Where a line of the material contains the string "Gano", copy that line.

::: Data supplied :::

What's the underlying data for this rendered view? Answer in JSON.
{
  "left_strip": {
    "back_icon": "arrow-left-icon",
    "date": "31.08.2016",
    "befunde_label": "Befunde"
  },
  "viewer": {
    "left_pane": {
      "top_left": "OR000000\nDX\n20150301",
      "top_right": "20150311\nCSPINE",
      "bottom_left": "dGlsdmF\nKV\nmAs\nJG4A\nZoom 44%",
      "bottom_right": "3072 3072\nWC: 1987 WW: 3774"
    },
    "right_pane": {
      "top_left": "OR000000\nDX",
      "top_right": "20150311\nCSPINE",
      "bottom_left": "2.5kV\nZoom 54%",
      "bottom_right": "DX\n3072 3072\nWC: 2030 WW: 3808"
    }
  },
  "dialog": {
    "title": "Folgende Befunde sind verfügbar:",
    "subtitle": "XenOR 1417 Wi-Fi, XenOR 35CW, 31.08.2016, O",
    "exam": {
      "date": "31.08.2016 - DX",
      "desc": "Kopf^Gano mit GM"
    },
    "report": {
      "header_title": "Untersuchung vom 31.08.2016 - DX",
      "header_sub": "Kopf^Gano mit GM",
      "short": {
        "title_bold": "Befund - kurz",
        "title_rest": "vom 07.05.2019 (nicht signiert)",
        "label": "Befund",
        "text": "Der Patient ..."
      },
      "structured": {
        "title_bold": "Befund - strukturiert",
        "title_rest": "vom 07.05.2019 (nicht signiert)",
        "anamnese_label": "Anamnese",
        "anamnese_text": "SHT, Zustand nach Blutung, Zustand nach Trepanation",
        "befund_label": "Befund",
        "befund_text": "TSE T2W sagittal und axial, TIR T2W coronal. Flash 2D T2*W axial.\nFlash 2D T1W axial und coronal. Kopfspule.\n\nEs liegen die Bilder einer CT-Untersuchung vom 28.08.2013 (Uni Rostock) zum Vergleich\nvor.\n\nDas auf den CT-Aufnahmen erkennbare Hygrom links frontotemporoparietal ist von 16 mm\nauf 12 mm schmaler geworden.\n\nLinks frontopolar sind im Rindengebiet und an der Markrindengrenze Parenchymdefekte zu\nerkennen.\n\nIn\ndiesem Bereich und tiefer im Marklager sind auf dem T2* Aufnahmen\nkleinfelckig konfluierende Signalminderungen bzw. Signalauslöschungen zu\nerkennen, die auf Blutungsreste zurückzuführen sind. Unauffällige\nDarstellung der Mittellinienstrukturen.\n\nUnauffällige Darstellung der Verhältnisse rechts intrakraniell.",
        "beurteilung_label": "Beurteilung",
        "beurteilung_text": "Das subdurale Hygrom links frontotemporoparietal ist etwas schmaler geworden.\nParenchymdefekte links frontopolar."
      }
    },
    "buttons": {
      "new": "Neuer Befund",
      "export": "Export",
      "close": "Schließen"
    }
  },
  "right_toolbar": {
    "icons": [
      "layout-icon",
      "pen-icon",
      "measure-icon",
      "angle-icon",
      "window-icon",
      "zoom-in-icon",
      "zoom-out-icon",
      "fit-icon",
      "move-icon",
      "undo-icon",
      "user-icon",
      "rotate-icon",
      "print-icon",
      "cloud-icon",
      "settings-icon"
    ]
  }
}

:::

(Solution for this problem):
      "desc": "Kopf^Gano mit GM"
      "header_sub": "Kopf^Gano mit GM",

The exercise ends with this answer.